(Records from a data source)
◆ ◆ ◆ ◆
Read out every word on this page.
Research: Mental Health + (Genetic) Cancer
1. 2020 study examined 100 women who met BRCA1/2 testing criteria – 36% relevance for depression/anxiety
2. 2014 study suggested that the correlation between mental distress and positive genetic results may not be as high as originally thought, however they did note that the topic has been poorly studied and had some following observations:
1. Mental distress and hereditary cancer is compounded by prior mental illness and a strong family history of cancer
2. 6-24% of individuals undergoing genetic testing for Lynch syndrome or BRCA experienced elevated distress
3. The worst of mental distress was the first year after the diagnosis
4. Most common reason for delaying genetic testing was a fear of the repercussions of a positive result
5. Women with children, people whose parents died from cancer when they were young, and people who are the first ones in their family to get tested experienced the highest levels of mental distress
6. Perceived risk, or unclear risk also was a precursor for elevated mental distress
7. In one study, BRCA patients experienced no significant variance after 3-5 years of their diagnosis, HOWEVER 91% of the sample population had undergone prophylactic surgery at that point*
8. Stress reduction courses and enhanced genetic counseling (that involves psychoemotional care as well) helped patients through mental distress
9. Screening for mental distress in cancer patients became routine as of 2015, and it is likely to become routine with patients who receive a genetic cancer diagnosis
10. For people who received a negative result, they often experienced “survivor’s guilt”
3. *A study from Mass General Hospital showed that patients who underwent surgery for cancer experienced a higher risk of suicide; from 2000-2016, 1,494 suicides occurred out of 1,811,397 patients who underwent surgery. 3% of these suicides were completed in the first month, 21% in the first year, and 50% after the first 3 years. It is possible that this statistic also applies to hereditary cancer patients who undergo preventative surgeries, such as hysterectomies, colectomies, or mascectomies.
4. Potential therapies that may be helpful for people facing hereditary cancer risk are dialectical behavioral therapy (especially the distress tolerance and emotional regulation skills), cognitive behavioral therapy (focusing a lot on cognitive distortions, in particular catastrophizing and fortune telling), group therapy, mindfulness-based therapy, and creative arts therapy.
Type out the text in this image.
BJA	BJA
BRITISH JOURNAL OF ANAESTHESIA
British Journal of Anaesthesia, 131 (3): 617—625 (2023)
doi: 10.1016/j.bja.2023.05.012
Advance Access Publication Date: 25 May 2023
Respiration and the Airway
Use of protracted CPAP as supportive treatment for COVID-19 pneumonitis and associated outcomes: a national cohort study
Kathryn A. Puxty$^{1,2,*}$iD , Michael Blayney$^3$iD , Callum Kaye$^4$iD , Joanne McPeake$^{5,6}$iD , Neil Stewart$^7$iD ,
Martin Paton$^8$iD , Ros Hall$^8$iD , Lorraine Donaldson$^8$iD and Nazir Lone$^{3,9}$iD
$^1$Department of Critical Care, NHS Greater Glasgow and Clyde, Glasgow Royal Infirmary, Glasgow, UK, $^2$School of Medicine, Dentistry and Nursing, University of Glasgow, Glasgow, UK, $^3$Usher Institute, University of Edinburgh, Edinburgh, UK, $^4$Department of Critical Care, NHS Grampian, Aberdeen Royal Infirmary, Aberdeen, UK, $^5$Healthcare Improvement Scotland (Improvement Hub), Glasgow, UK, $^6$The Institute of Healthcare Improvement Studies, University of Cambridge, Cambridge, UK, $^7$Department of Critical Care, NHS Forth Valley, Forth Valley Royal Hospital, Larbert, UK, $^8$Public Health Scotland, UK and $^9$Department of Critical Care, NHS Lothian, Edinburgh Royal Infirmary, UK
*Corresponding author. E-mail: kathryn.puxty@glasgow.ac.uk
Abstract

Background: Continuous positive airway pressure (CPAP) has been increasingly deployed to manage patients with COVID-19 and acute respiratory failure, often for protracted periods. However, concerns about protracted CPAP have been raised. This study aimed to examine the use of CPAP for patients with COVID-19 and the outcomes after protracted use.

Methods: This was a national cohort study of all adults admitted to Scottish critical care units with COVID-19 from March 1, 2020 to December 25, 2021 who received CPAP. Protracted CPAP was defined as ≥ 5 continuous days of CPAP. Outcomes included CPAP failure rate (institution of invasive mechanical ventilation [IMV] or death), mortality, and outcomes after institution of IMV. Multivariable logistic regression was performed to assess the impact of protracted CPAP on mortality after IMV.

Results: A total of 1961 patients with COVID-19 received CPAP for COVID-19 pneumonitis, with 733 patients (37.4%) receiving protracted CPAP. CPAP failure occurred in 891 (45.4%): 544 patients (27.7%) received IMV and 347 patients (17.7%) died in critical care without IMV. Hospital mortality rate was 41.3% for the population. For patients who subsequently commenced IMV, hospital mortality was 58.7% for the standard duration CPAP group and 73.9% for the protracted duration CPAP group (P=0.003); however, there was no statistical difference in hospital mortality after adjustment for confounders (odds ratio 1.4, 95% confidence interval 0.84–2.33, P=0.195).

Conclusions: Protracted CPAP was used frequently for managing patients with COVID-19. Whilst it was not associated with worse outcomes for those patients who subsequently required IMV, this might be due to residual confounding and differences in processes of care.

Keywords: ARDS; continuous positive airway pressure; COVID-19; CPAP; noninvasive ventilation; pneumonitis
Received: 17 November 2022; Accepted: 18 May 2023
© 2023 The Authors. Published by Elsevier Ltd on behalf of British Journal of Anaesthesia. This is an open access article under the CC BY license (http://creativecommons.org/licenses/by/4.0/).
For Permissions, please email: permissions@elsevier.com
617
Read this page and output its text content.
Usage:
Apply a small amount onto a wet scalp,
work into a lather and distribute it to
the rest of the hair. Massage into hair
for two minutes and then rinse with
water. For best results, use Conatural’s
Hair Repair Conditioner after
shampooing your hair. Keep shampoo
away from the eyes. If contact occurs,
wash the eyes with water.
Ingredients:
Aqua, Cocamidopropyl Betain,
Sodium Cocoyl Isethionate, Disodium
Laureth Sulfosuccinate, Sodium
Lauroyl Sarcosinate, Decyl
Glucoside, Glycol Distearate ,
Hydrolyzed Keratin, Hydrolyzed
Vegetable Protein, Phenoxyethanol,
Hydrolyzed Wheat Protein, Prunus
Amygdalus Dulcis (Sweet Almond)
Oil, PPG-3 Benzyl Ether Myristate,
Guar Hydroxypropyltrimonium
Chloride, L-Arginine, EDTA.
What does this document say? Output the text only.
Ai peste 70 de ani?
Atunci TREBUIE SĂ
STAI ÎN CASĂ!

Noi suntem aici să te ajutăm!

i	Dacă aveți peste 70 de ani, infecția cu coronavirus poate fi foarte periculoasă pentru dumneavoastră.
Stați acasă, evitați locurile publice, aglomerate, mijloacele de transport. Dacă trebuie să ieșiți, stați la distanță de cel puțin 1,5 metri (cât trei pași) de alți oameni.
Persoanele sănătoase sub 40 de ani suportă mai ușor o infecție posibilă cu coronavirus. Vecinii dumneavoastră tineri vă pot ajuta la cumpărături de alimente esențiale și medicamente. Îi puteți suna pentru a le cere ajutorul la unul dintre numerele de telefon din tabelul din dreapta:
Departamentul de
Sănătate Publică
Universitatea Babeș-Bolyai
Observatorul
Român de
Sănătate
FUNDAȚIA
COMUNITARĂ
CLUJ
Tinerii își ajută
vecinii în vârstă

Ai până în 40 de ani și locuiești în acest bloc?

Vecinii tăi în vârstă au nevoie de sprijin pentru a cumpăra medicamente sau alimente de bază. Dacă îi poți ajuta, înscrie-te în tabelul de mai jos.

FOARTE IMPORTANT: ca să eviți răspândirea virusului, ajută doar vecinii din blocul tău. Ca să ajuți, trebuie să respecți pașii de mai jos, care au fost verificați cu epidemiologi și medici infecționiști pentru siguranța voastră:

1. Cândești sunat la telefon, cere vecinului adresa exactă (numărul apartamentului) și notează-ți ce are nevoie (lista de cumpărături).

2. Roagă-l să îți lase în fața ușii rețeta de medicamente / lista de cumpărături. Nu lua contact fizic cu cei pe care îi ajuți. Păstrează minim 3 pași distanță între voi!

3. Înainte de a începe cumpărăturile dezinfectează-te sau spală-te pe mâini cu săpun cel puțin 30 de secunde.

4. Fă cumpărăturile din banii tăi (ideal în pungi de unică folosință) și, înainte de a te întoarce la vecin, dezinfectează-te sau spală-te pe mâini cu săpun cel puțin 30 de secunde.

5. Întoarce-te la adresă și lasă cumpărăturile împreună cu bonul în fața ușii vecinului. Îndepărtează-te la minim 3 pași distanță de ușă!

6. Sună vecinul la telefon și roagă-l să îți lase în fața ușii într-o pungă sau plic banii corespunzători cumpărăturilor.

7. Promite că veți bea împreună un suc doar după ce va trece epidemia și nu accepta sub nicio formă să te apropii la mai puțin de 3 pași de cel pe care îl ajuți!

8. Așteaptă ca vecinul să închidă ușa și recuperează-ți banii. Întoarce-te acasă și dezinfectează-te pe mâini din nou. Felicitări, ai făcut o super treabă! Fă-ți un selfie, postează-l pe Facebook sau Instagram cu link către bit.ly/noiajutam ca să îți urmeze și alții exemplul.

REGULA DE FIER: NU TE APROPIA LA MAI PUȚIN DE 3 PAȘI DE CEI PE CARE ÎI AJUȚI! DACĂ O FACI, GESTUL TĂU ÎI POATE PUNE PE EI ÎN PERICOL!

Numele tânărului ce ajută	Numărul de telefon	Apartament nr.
◆ ◆ ◆ ◆
* What is needed *
Read the entries and show each line that mentions "cohort".

* Answer to this exercise *
Use of protracted CPAP as supportive treatment for COVID-19 pneumonitis and associated outcomes: a national cohort study
Methods: This was a national cohort study of all adults admitted to Scottish critical care units with COVID-19 from March 1, 2020 to December 25, 2021 who received CPAP. Protracted CPAP was defined as ≥ 5 continuous days of CPAP. Outcomes included CPAP failure rate (institution of invasive mechanical ventilation [IMV] or death), mortality, and outcomes after institution of IMV. Multivariable logistic regression was performed to assess the impact of protracted CPAP on mortality after IMV.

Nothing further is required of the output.